**Work to do**
Which lines contain the string "beautiful"? Please list every one of them.

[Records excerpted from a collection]
'''

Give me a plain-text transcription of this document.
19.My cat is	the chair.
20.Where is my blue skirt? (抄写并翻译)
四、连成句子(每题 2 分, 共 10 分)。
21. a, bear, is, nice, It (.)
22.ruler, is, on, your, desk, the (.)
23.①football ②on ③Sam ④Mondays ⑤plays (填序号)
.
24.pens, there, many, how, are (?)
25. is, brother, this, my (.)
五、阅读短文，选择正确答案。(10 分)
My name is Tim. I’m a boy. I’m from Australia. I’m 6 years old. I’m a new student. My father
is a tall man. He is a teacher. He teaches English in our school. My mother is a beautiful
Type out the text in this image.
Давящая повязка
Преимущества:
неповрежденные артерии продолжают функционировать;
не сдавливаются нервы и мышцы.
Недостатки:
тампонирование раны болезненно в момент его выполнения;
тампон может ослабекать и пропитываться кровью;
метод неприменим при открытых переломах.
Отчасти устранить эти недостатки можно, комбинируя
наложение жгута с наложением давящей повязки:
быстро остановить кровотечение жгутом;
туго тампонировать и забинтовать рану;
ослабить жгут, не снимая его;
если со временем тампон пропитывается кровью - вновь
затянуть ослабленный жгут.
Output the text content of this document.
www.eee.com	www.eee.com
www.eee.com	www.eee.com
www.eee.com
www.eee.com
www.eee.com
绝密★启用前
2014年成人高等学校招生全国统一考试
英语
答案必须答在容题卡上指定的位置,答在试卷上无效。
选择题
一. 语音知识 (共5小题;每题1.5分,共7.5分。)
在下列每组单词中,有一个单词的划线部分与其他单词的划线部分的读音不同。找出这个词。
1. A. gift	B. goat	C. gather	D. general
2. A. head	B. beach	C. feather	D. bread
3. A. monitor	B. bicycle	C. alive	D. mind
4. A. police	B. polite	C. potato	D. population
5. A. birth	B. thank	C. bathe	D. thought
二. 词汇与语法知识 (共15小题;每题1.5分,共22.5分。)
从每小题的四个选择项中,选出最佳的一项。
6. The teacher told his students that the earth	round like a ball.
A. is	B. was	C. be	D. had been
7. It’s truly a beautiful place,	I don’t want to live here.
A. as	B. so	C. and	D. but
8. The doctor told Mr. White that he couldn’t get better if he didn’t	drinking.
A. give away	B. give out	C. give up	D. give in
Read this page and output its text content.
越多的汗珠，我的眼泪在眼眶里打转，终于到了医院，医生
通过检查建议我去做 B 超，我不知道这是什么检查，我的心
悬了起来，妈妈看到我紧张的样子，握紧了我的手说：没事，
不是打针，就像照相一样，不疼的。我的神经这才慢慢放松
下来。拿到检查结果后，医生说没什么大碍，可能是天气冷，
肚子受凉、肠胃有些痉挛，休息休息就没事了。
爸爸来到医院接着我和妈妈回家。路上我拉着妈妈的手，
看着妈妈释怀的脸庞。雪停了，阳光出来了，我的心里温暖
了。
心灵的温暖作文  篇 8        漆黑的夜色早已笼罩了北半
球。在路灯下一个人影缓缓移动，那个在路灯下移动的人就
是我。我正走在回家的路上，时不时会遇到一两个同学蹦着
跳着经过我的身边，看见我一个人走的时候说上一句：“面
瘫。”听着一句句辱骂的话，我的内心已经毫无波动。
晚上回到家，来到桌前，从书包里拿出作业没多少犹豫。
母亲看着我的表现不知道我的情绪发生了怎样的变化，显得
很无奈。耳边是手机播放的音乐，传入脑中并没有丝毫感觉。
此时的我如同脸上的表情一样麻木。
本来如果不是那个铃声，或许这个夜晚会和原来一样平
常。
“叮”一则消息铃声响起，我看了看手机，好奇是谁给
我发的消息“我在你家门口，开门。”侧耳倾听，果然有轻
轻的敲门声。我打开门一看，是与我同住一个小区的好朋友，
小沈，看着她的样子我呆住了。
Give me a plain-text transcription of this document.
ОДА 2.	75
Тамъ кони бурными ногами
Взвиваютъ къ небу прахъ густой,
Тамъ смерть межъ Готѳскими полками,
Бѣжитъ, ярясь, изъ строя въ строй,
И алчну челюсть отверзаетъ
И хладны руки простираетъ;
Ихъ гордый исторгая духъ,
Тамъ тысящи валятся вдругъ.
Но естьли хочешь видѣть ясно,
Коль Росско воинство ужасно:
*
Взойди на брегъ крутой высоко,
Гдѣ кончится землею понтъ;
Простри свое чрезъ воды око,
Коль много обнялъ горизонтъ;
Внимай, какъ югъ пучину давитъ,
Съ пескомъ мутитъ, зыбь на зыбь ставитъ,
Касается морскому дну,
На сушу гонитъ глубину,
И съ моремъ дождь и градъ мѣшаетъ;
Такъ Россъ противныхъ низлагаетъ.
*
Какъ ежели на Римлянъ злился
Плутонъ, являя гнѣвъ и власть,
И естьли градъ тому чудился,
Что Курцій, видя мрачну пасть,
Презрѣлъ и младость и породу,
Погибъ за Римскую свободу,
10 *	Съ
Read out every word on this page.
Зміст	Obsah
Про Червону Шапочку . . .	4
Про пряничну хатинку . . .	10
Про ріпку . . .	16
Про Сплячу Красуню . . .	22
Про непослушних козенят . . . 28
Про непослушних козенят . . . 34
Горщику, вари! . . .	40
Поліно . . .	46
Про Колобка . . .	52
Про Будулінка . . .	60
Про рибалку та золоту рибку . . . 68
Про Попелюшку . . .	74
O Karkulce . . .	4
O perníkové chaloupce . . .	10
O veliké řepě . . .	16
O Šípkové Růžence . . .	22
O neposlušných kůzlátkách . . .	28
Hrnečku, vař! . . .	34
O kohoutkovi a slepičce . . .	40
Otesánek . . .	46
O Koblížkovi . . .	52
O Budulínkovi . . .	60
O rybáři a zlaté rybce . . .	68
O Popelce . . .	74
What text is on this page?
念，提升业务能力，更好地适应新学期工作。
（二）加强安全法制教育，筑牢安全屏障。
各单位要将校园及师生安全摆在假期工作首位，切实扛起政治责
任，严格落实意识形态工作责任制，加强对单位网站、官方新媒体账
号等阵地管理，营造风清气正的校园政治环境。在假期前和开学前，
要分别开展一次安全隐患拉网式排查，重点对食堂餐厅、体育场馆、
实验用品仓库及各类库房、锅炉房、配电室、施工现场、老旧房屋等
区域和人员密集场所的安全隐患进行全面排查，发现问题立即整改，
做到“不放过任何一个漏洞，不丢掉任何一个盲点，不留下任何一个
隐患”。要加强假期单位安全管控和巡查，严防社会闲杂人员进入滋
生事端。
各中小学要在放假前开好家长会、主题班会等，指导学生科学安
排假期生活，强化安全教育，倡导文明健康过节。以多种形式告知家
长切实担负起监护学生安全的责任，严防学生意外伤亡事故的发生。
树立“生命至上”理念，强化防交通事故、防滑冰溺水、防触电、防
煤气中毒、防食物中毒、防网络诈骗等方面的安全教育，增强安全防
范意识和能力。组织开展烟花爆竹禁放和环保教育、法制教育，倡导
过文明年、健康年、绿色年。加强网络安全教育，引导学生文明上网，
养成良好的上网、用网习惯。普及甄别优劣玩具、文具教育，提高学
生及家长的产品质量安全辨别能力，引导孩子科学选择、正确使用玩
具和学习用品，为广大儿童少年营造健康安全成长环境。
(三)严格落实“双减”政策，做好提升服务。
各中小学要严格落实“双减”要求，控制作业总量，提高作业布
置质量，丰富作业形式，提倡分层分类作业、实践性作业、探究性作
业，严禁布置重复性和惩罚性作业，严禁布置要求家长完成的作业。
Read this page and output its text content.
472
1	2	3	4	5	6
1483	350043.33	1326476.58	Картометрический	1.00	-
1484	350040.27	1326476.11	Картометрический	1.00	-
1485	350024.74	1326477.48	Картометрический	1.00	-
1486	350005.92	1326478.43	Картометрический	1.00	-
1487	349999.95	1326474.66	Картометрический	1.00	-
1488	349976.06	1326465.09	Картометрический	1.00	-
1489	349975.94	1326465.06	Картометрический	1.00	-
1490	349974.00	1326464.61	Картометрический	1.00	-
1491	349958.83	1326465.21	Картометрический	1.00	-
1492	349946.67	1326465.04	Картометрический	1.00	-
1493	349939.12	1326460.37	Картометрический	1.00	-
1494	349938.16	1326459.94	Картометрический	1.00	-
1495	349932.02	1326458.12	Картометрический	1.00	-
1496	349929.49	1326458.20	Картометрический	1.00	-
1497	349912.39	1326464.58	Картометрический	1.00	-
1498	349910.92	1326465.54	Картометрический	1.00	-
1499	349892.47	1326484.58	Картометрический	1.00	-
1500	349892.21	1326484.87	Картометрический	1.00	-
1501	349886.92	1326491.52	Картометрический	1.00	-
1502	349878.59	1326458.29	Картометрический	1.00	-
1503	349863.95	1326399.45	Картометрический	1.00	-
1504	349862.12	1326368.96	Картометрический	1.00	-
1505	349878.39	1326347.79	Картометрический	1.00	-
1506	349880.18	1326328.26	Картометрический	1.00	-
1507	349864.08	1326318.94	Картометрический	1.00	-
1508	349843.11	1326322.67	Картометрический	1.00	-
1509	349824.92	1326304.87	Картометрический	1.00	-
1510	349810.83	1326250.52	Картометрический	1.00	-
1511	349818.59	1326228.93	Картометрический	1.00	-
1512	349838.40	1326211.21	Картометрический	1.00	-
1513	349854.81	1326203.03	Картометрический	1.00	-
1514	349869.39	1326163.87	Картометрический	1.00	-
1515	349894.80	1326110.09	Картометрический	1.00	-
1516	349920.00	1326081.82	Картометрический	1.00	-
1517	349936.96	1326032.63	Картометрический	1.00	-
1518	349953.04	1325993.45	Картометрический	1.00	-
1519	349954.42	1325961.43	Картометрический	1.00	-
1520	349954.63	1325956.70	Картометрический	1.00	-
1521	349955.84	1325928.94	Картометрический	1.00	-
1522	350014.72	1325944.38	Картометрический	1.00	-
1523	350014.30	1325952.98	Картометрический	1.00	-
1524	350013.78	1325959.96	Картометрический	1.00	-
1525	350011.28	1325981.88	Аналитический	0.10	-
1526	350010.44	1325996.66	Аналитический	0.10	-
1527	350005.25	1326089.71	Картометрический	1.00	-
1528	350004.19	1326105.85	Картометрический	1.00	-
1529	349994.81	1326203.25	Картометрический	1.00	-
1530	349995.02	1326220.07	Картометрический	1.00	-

'''

**Reply to the task**
is a tall man. He is a teacher. He teaches English in our school. My mother is a beautiful
7. It’s truly a beautiful place,	I don’t want to live here.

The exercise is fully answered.